Work to do:
Quote all of the entries word for word.

Supplied records:
---

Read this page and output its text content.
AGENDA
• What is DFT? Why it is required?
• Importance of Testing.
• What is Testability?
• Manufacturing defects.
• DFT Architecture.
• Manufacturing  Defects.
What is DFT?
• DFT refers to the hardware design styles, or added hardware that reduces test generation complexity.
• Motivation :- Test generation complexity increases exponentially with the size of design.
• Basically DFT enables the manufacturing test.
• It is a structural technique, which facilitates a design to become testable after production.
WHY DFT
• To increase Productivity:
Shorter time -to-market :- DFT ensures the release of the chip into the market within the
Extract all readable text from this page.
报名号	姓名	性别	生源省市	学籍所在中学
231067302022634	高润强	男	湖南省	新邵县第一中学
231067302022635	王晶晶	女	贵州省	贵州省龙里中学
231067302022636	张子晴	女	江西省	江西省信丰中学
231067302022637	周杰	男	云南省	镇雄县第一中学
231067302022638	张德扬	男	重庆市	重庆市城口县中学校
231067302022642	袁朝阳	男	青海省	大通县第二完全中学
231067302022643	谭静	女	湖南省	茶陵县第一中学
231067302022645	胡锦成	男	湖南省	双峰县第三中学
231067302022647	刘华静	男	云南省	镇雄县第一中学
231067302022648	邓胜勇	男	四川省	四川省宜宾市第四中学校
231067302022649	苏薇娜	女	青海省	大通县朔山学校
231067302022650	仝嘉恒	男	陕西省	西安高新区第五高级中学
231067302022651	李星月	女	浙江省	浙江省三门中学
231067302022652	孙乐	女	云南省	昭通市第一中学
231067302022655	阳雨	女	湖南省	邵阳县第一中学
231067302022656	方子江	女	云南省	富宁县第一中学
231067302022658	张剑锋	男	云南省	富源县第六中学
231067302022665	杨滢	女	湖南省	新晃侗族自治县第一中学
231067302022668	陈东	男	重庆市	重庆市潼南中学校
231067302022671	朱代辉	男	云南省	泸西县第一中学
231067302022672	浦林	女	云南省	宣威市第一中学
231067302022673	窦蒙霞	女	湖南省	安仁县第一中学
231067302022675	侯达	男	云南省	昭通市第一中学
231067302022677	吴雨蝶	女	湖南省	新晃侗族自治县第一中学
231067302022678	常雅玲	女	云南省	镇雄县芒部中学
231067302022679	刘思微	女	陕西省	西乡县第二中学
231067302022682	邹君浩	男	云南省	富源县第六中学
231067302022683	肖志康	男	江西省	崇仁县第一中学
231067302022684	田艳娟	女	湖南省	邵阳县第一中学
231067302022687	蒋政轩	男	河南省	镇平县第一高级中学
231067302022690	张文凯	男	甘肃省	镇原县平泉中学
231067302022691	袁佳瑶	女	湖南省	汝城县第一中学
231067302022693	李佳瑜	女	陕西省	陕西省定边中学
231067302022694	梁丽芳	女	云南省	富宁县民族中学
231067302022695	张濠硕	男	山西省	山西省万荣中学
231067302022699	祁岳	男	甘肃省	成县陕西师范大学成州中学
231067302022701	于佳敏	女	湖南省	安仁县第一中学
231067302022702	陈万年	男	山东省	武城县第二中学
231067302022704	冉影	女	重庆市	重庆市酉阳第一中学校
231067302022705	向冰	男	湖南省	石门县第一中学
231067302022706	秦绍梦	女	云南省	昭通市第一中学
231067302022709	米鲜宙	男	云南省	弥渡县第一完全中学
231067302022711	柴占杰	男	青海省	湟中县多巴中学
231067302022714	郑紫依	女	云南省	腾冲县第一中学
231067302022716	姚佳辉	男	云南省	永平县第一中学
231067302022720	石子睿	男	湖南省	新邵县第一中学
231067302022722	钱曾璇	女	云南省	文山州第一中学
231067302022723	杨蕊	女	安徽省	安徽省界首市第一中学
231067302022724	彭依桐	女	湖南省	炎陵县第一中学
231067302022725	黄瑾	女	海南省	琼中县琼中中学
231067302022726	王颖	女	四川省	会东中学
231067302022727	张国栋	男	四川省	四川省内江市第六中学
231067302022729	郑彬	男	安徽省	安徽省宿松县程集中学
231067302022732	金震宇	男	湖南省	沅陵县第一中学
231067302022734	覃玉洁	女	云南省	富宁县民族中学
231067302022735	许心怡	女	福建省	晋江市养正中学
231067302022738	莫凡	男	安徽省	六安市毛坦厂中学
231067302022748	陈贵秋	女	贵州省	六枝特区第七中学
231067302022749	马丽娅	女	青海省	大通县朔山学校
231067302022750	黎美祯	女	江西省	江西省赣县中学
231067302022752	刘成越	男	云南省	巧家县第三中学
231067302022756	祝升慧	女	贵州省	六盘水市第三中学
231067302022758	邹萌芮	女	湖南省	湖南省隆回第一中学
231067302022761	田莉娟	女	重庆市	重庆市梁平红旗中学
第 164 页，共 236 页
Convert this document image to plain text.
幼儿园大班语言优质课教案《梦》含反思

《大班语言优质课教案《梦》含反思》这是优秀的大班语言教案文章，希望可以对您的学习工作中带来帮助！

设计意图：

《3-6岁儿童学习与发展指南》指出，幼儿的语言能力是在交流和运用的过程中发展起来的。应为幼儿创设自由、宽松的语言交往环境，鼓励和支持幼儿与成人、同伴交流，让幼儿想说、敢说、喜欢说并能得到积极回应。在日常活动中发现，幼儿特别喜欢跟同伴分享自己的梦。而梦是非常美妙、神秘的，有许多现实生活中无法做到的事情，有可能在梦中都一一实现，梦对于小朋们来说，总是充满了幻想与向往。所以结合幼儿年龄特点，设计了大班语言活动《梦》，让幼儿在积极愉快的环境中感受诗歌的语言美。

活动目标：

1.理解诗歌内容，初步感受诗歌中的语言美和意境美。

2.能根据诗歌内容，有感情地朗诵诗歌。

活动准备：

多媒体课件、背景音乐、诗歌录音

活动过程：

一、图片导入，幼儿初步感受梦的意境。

---

Solved problem:
Read this page and output its text content.
AGENDA
• What is DFT? Why it is required?
• Importance of Testing.
• What is Testability?
• Manufacturing defects.
• DFT Architecture.
• Manufacturing  Defects.
What is DFT?
• DFT refers to the hardware design styles, or added hardware that reduces test generation complexity.
• Motivation :- Test generation complexity increases exponentially with the size of design.
• Basically DFT enables the manufacturing test.
• It is a structural technique, which facilitates a design to become testable after production.
WHY DFT
• To increase Productivity:
Shorter time -to-market :- DFT ensures the release of the chip into the market within the
Extract all readable text from this page.
报名号	姓名	性别	生源省市	学籍所在中学
231067302022634	高润强	男	湖南省	新邵县第一中学
231067302022635	王晶晶	女	贵州省	贵州省龙里中学
231067302022636	张子晴	女	江西省	江西省信丰中学
231067302022637	周杰	男	云南省	镇雄县第一中学
231067302022638	张德扬	男	重庆市	重庆市城口县中学校
231067302022642	袁朝阳	男	青海省	大通县第二完全中学
231067302022643	谭静	女	湖南省	茶陵县第一中学
231067302022645	胡锦成	男	湖南省	双峰县第三中学
231067302022647	刘华静	男	云南省	镇雄县第一中学
231067302022648	邓胜勇	男	四川省	四川省宜宾市第四中学校
231067302022649	苏薇娜	女	青海省	大通县朔山学校
231067302022650	仝嘉恒	男	陕西省	西安高新区第五高级中学
231067302022651	李星月	女	浙江省	浙江省三门中学
231067302022652	孙乐	女	云南省	昭通市第一中学
231067302022655	阳雨	女	湖南省	邵阳县第一中学
231067302022656	方子江	女	云南省	富宁县第一中学
231067302022658	张剑锋	男	云南省	富源县第六中学
231067302022665	杨滢	女	湖南省	新晃侗族自治县第一中学
231067302022668	陈东	男	重庆市	重庆市潼南中学校
231067302022671	朱代辉	男	云南省	泸西县第一中学
231067302022672	浦林	女	云南省	宣威市第一中学
231067302022673	窦蒙霞	女	湖南省	安仁县第一中学
231067302022675	侯达	男	云南省	昭通市第一中学
231067302022677	吴雨蝶	女	湖南省	新晃侗族自治县第一中学
231067302022678	常雅玲	女	云南省	镇雄县芒部中学
231067302022679	刘思微	女	陕西省	西乡县第二中学
231067302022682	邹君浩	男	云南省	富源县第六中学
231067302022683	肖志康	男	江西省	崇仁县第一中学
231067302022684	田艳娟	女	湖南省	邵阳县第一中学
231067302022687	蒋政轩	男	河南省	镇平县第一高级中学
231067302022690	张文凯	男	甘肃省	镇原县平泉中学
231067302022691	袁佳瑶	女	湖南省	汝城县第一中学
231067302022693	李佳瑜	女	陕西省	陕西省定边中学
231067302022694	梁丽芳	女	云南省	富宁县民族中学
231067302022695	张濠硕	男	山西省	山西省万荣中学
231067302022699	祁岳	男	甘肃省	成县陕西师范大学成州中学
231067302022701	于佳敏	女	湖南省	安仁县第一中学
231067302022702	陈万年	男	山东省	武城县第二中学
231067302022704	冉影	女	重庆市	重庆市酉阳第一中学校
231067302022705	向冰	男	湖南省	石门县第一中学
231067302022706	秦绍梦	女	云南省	昭通市第一中学
231067302022709	米鲜宙	男	云南省	弥渡县第一完全中学
231067302022711	柴占杰	男	青海省	湟中县多巴中学
231067302022714	郑紫依	女	云南省	腾冲县第一中学
231067302022716	姚佳辉	男	云南省	永平县第一中学
231067302022720	石子睿	男	湖南省	新邵县第一中学
231067302022722	钱曾璇	女	云南省	文山州第一中学
231067302022723	杨蕊	女	安徽省	安徽省界首市第一中学
231067302022724	彭依桐	女	湖南省	炎陵县第一中学
231067302022725	黄瑾	女	海南省	琼中县琼中中学
231067302022726	王颖	女	四川省	会东中学
231067302022727	张国栋	男	四川省	四川省内江市第六中学
231067302022729	郑彬	男	安徽省	安徽省宿松县程集中学
231067302022732	金震宇	男	湖南省	沅陵县第一中学
231067302022734	覃玉洁	女	云南省	富宁县民族中学
231067302022735	许心怡	女	福建省	晋江市养正中学
231067302022738	莫凡	男	安徽省	六安市毛坦厂中学
231067302022748	陈贵秋	女	贵州省	六枝特区第七中学
231067302022749	马丽娅	女	青海省	大通县朔山学校
231067302022750	黎美祯	女	江西省	江西省赣县中学
231067302022752	刘成越	男	云南省	巧家县第三中学
231067302022756	祝升慧	女	贵州省	六盘水市第三中学
231067302022758	邹萌芮	女	湖南省	湖南省隆回第一中学
231067302022761	田莉娟	女	重庆市	重庆市梁平红旗中学
第 164 页，共 236 页
Convert this document image to plain text.
幼儿园大班语言优质课教案《梦》含反思

《大班语言优质课教案《梦》含反思》这是优秀的大班语言教案文章，希望可以对您的学习工作中带来帮助！

设计意图：

《3-6岁儿童学习与发展指南》指出，幼儿的语言能力是在交流和运用的过程中发展起来的。应为幼儿创设自由、宽松的语言交往环境，鼓励和支持幼儿与成人、同伴交流，让幼儿想说、敢说、喜欢说并能得到积极回应。在日常活动中发现，幼儿特别喜欢跟同伴分享自己的梦。而梦是非常美妙、神秘的，有许多现实生活中无法做到的事情，有可能在梦中都一一实现，梦对于小朋们来说，总是充满了幻想与向往。所以结合幼儿年龄特点，设计了大班语言活动《梦》，让幼儿在积极愉快的环境中感受诗歌的语言美。

活动目标：

1.理解诗歌内容，初步感受诗歌中的语言美和意境美。

2.能根据诗歌内容，有感情地朗诵诗歌。

活动准备：

多媒体课件、背景音乐、诗歌录音

活动过程：

一、图片导入，幼儿初步感受梦的意境。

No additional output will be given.